Task - Begin at the line that contains "What data populates" and quote each line exactly through the last one. Leave pictures out.

[Entries from a visual dataset]
........

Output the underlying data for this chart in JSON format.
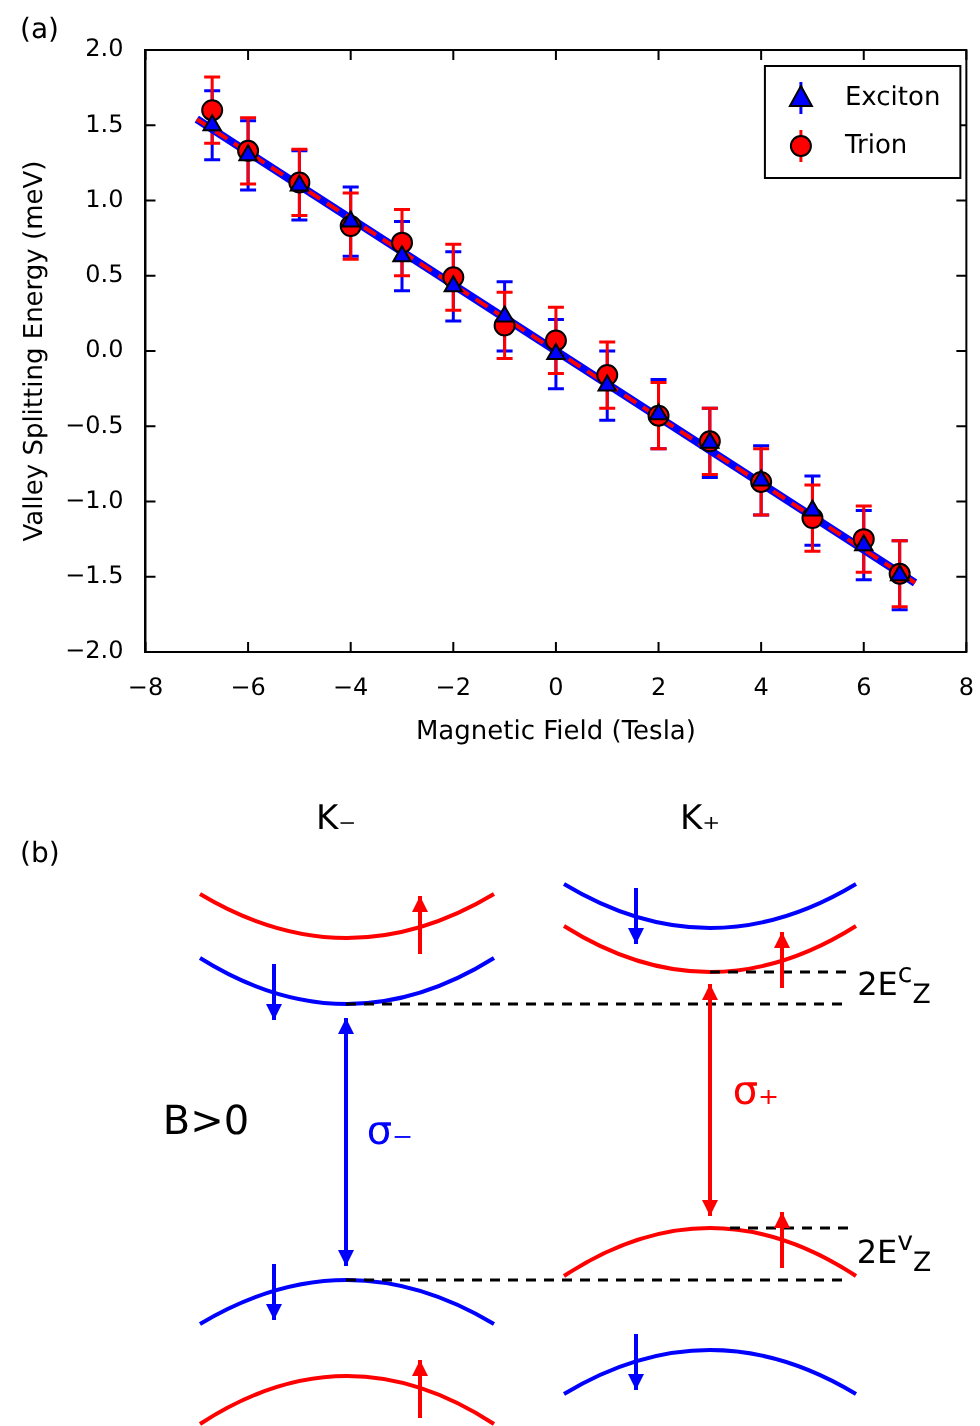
{
  "chart_data": {
    "type": "scatter",
    "xlabel": "Magnetic Field (Tesla)",
    "ylabel": "Valley Splitting Energy (meV)",
    "xlim": [
      -8,
      8
    ],
    "xticks": [
      {
        "value": -8,
        "label": "−8"
      },
      {
        "value": -6,
        "label": "−6"
      },
      {
        "value": -4,
        "label": "−4"
      },
      {
        "value": -2,
        "label": "−2"
      },
      0,
      2,
      4,
      6,
      8
    ],
    "ylim": [
      -2,
      2
    ],
    "yticks": [
      {
        "value": -2,
        "label": "−2.0"
      },
      {
        "value": -1.5,
        "label": "−1.5"
      },
      {
        "value": -1,
        "label": "−1.0"
      },
      {
        "value": -0.5,
        "label": "−0.5"
      },
      {
        "value": 0,
        "label": "0.0"
      },
      {
        "value": 0.5,
        "label": "0.5"
      },
      {
        "value": 1,
        "label": "1.0"
      },
      {
        "value": 1.5,
        "label": "1.5"
      },
      {
        "value": 2,
        "label": "2.0"
      }
    ],
    "grid": false,
    "legend": "top right",
    "series": [
      {
        "name": "Exciton",
        "color": "#0000ff",
        "marker": "triangle",
        "x": [
          -6.7,
          -6,
          -5,
          -4,
          -3,
          -2,
          -1,
          0,
          1,
          2,
          3,
          4,
          5,
          6,
          6.7
        ],
        "values": [
          1.5,
          1.3,
          1.1,
          0.86,
          0.63,
          0.43,
          0.23,
          -0.02,
          -0.23,
          -0.42,
          -0.61,
          -0.86,
          -1.06,
          -1.29,
          -1.49
        ],
        "errors": [
          0.23,
          0.23,
          0.23,
          0.23,
          0.23,
          0.23,
          0.23,
          0.23,
          0.23,
          0.23,
          0.23,
          0.23,
          0.23,
          0.23,
          0.23
        ]
      },
      {
        "name": "Trion",
        "color": "#ff0000",
        "marker": "circle",
        "x": [
          -6.7,
          -6,
          -5,
          -4,
          -3,
          -2,
          -1,
          0,
          1,
          2,
          3,
          4,
          5,
          6,
          6.7
        ],
        "values": [
          1.6,
          1.33,
          1.12,
          0.83,
          0.72,
          0.49,
          0.17,
          0.07,
          -0.16,
          -0.43,
          -0.6,
          -0.87,
          -1.11,
          -1.25,
          -1.48
        ],
        "errors": [
          0.22,
          0.22,
          0.22,
          0.22,
          0.22,
          0.22,
          0.22,
          0.22,
          0.22,
          0.22,
          0.22,
          0.22,
          0.22,
          0.22,
          0.22
        ]
      },
      {
        "type": "line",
        "color": "#0000ff",
        "line_style": "solid",
        "marker": "none",
        "x": [
          -7,
          7
        ],
        "values": [
          1.54,
          -1.54
        ]
      },
      {
        "type": "line",
        "color": "#ff0000",
        "line_style": "dashed",
        "marker": "none",
        "x": [
          -7,
          7
        ],
        "values": [
          1.54,
          -1.54
        ]
      }
    ],
    "annotations": [
      "(a)",
      "(b)",
      "K₋",
      "K₊",
      "B>0",
      "σ₋",
      "σ₊",
      "2E$^{c}$$_{Z}$",
      "2E$^{v}$$_{Z}$"
    ]
  }
}
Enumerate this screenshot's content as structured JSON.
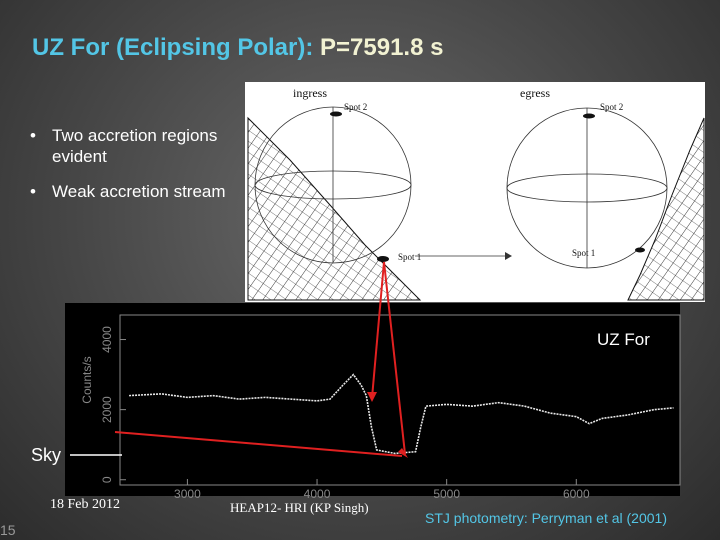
{
  "title": {
    "name": "UZ For (Eclipsing Polar):",
    "period": "P=7591.8 s"
  },
  "bullets": [
    "Two accretion regions evident",
    "Weak accretion stream"
  ],
  "diagram": {
    "ingress": "ingress",
    "egress": "egress",
    "ingress_spots": [
      "Spot 2",
      "Spot 1"
    ],
    "egress_spots": [
      "Spot 2",
      "Spot 1"
    ]
  },
  "plot": {
    "type": "line",
    "label": "UZ For",
    "y_label": "Counts/s",
    "sky_label": "Sky",
    "x": [
      2550,
      2800,
      3000,
      3200,
      3400,
      3600,
      3800,
      4000,
      4100,
      4200,
      4280,
      4340,
      4380,
      4420,
      4460,
      4600,
      4760,
      4800,
      4840,
      5000,
      5200,
      5400,
      5600,
      5800,
      6000,
      6100,
      6200,
      6400,
      6600,
      6750
    ],
    "values": [
      2400,
      2450,
      2350,
      2400,
      2300,
      2350,
      2300,
      2250,
      2300,
      2700,
      3000,
      2700,
      2400,
      1500,
      850,
      750,
      800,
      1500,
      2100,
      2150,
      2100,
      2200,
      2100,
      1900,
      1800,
      1600,
      1750,
      1850,
      2000,
      2050
    ],
    "xlim": [
      2480,
      6800
    ],
    "ylim": [
      -150,
      4700
    ],
    "xticks": [
      3000,
      4000,
      5000,
      6000
    ],
    "yticks": [
      0,
      2000,
      4000
    ]
  },
  "footer": {
    "date": "18 Feb 2012",
    "event": "HEAP12- HRI (KP Singh)",
    "credit": "STJ photometry: Perryman et al (2001)",
    "slide_number": 15
  }
}
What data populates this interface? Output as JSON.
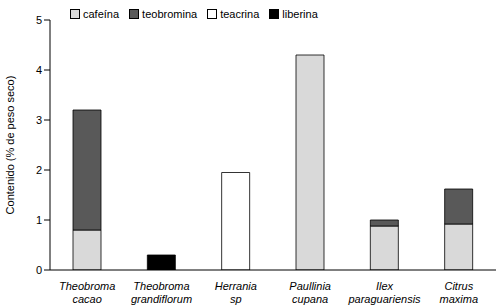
{
  "chart_data": {
    "type": "bar",
    "stacked": true,
    "ylabel": "Contenido (% de peso seco)",
    "categories": [
      "Theobroma cacao",
      "Theobroma grandiflorum",
      "Herrania sp",
      "Paullinia cupana",
      "Ilex paraguariensis",
      "Citrus maxima"
    ],
    "series": [
      {
        "name": "cafeína",
        "color": "#d9d9d9",
        "values": [
          0.8,
          0,
          0,
          4.3,
          0.88,
          0.92
        ]
      },
      {
        "name": "teobromina",
        "color": "#595959",
        "values": [
          2.4,
          0,
          0,
          0,
          0.12,
          0.7
        ]
      },
      {
        "name": "teacrina",
        "color": "#ffffff",
        "values": [
          0,
          0,
          1.95,
          0,
          0,
          0
        ]
      },
      {
        "name": "liberina",
        "color": "#000000",
        "values": [
          0,
          0.3,
          0,
          0,
          0,
          0
        ]
      }
    ],
    "ylim": [
      0,
      5
    ],
    "yticks": [
      0,
      1,
      2,
      3,
      4,
      5
    ],
    "legend": "upper left",
    "grid": false
  }
}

........

Expected output -
What data populates this interface? Output as JSON.
{
  "chart_data": {
    "type": "bar",
    "stacked": true,
    "ylabel": "Contenido (% de peso seco)",
    "categories": [
      "Theobroma cacao",
      "Theobroma grandiflorum",
      "Herrania sp",
      "Paullinia cupana",
      "Ilex paraguariensis",
      "Citrus maxima"
    ],
    "series": [
      {
        "name": "cafeína",
        "color": "#d9d9d9",
        "values": [
          0.8,
          0,
          0,
          4.3,
          0.88,
          0.92
        ]
      },
      {
        "name": "teobromina",
        "color": "#595959",
        "values": [
          2.4,
          0,
          0,
          0,
          0.12,
          0.7
        ]
      },
      {
        "name": "teacrina",
        "color": "#ffffff",
        "values": [
          0,
          0,
          1.95,
          0,
          0,
          0
        ]
      },
      {
        "name": "liberina",
        "color": "#000000",
        "values": [
          0,
          0.3,
          0,
          0,
          0,
          0
        ]
      }
    ],
    "ylim": [
      0,
      5
    ],
    "yticks": [
      0,
      1,
      2,
      3,
      4,
      5
    ],
    "legend": "upper left",
    "grid": false
  }
}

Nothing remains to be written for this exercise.